▶ [Task prompt]: Your task is to give the listing below back word for word, pictures excluded.

=== Material shown ===

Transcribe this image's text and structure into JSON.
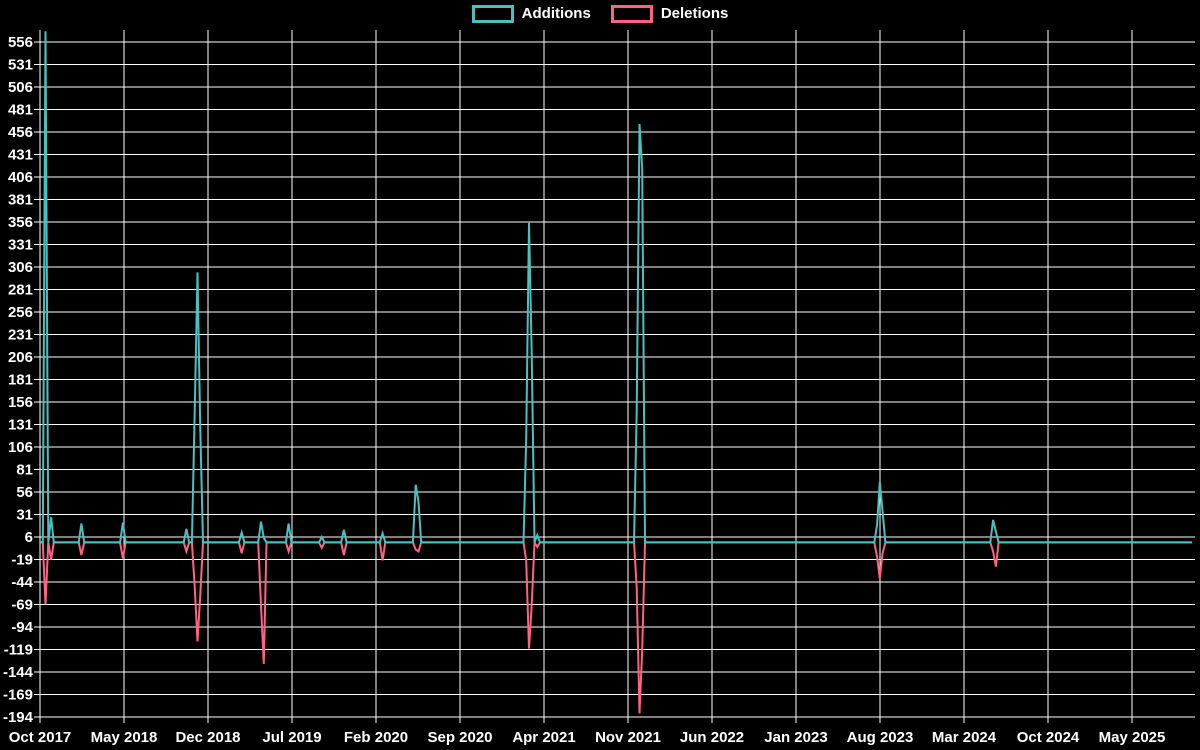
{
  "colors": {
    "background": "#000000",
    "grid": "#ffffff",
    "text": "#ffffff",
    "additions": "#4bc0c0",
    "deletions": "#ff6384"
  },
  "legend": {
    "items": [
      {
        "label": "Additions",
        "color": "#4bc0c0"
      },
      {
        "label": "Deletions",
        "color": "#ff6384"
      }
    ]
  },
  "chart_data": {
    "type": "line",
    "title": "",
    "xlabel": "",
    "ylabel": "",
    "grid": true,
    "legend_position": "top-center",
    "x_tick_labels": [
      "Oct 2017",
      "May 2018",
      "Dec 2018",
      "Jul 2019",
      "Feb 2020",
      "Sep 2020",
      "Apr 2021",
      "Nov 2021",
      "Jun 2022",
      "Jan 2023",
      "Aug 2023",
      "Mar 2024",
      "Oct 2024",
      "May 2025"
    ],
    "y_ticks": [
      556,
      531,
      506,
      481,
      456,
      431,
      406,
      381,
      356,
      331,
      306,
      281,
      256,
      231,
      206,
      181,
      156,
      131,
      106,
      81,
      56,
      31,
      6,
      -19,
      -44,
      -69,
      -94,
      -119,
      -144,
      -169,
      -194
    ],
    "ylim": [
      -199,
      569
    ],
    "x_unit": "week",
    "weeks_total": 418,
    "weeks_per_x_tick": 30.43,
    "baseline_value": 0,
    "note": "Weekly code-frequency style chart; both series are 0 except at the listed [week_index, value] spike events; week 0 = Oct 2017",
    "series": [
      {
        "name": "Additions",
        "color": "#4bc0c0",
        "events": [
          [
            2,
            568
          ],
          [
            4,
            28
          ],
          [
            15,
            21
          ],
          [
            30,
            22
          ],
          [
            53,
            15
          ],
          [
            56,
            145
          ],
          [
            57,
            300
          ],
          [
            58,
            130
          ],
          [
            73,
            11
          ],
          [
            80,
            23
          ],
          [
            81,
            5
          ],
          [
            90,
            21
          ],
          [
            102,
            6
          ],
          [
            110,
            14
          ],
          [
            124,
            10
          ],
          [
            136,
            64
          ],
          [
            137,
            45
          ],
          [
            176,
            115
          ],
          [
            177,
            355
          ],
          [
            178,
            210
          ],
          [
            180,
            8
          ],
          [
            216,
            145
          ],
          [
            217,
            465
          ],
          [
            218,
            415
          ],
          [
            303,
            20
          ],
          [
            304,
            67
          ],
          [
            305,
            34
          ],
          [
            345,
            25
          ],
          [
            346,
            12
          ]
        ]
      },
      {
        "name": "Deletions",
        "color": "#ff6384",
        "events": [
          [
            2,
            -69
          ],
          [
            4,
            -19
          ],
          [
            15,
            -14
          ],
          [
            30,
            -18
          ],
          [
            53,
            -10
          ],
          [
            56,
            -49
          ],
          [
            57,
            -110
          ],
          [
            58,
            -60
          ],
          [
            73,
            -12
          ],
          [
            80,
            -70
          ],
          [
            81,
            -135
          ],
          [
            90,
            -10
          ],
          [
            102,
            -6
          ],
          [
            110,
            -14
          ],
          [
            124,
            -20
          ],
          [
            136,
            -8
          ],
          [
            137,
            -10
          ],
          [
            176,
            -20
          ],
          [
            177,
            -118
          ],
          [
            178,
            -70
          ],
          [
            180,
            -5
          ],
          [
            216,
            -50
          ],
          [
            217,
            -190
          ],
          [
            218,
            -120
          ],
          [
            303,
            -16
          ],
          [
            304,
            -40
          ],
          [
            305,
            -12
          ],
          [
            345,
            -10
          ],
          [
            346,
            -27
          ]
        ]
      }
    ]
  }
}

===

▶ [Final answer]:
Transcribe this image's text and structure into JSON.
{
  "colors": {
    "background": "#000000",
    "grid": "#ffffff",
    "text": "#ffffff",
    "additions": "#4bc0c0",
    "deletions": "#ff6384"
  },
  "legend": {
    "items": [
      {
        "label": "Additions",
        "color": "#4bc0c0"
      },
      {
        "label": "Deletions",
        "color": "#ff6384"
      }
    ]
  },
  "chart_data": {
    "type": "line",
    "title": "",
    "xlabel": "",
    "ylabel": "",
    "grid": true,
    "legend_position": "top-center",
    "x_tick_labels": [
      "Oct 2017",
      "May 2018",
      "Dec 2018",
      "Jul 2019",
      "Feb 2020",
      "Sep 2020",
      "Apr 2021",
      "Nov 2021",
      "Jun 2022",
      "Jan 2023",
      "Aug 2023",
      "Mar 2024",
      "Oct 2024",
      "May 2025"
    ],
    "y_ticks": [
      556,
      531,
      506,
      481,
      456,
      431,
      406,
      381,
      356,
      331,
      306,
      281,
      256,
      231,
      206,
      181,
      156,
      131,
      106,
      81,
      56,
      31,
      6,
      -19,
      -44,
      -69,
      -94,
      -119,
      -144,
      -169,
      -194
    ],
    "ylim": [
      -199,
      569
    ],
    "x_unit": "week",
    "weeks_total": 418,
    "weeks_per_x_tick": 30.43,
    "baseline_value": 0,
    "note": "Weekly code-frequency style chart; both series are 0 except at the listed [week_index, value] spike events; week 0 = Oct 2017",
    "series": [
      {
        "name": "Additions",
        "color": "#4bc0c0",
        "events": [
          [
            2,
            568
          ],
          [
            4,
            28
          ],
          [
            15,
            21
          ],
          [
            30,
            22
          ],
          [
            53,
            15
          ],
          [
            56,
            145
          ],
          [
            57,
            300
          ],
          [
            58,
            130
          ],
          [
            73,
            11
          ],
          [
            80,
            23
          ],
          [
            81,
            5
          ],
          [
            90,
            21
          ],
          [
            102,
            6
          ],
          [
            110,
            14
          ],
          [
            124,
            10
          ],
          [
            136,
            64
          ],
          [
            137,
            45
          ],
          [
            176,
            115
          ],
          [
            177,
            355
          ],
          [
            178,
            210
          ],
          [
            180,
            8
          ],
          [
            216,
            145
          ],
          [
            217,
            465
          ],
          [
            218,
            415
          ],
          [
            303,
            20
          ],
          [
            304,
            67
          ],
          [
            305,
            34
          ],
          [
            345,
            25
          ],
          [
            346,
            12
          ]
        ]
      },
      {
        "name": "Deletions",
        "color": "#ff6384",
        "events": [
          [
            2,
            -69
          ],
          [
            4,
            -19
          ],
          [
            15,
            -14
          ],
          [
            30,
            -18
          ],
          [
            53,
            -10
          ],
          [
            56,
            -49
          ],
          [
            57,
            -110
          ],
          [
            58,
            -60
          ],
          [
            73,
            -12
          ],
          [
            80,
            -70
          ],
          [
            81,
            -135
          ],
          [
            90,
            -10
          ],
          [
            102,
            -6
          ],
          [
            110,
            -14
          ],
          [
            124,
            -20
          ],
          [
            136,
            -8
          ],
          [
            137,
            -10
          ],
          [
            176,
            -20
          ],
          [
            177,
            -118
          ],
          [
            178,
            -70
          ],
          [
            180,
            -5
          ],
          [
            216,
            -50
          ],
          [
            217,
            -190
          ],
          [
            218,
            -120
          ],
          [
            303,
            -16
          ],
          [
            304,
            -40
          ],
          [
            305,
            -12
          ],
          [
            345,
            -10
          ],
          [
            346,
            -27
          ]
        ]
      }
    ]
  }
}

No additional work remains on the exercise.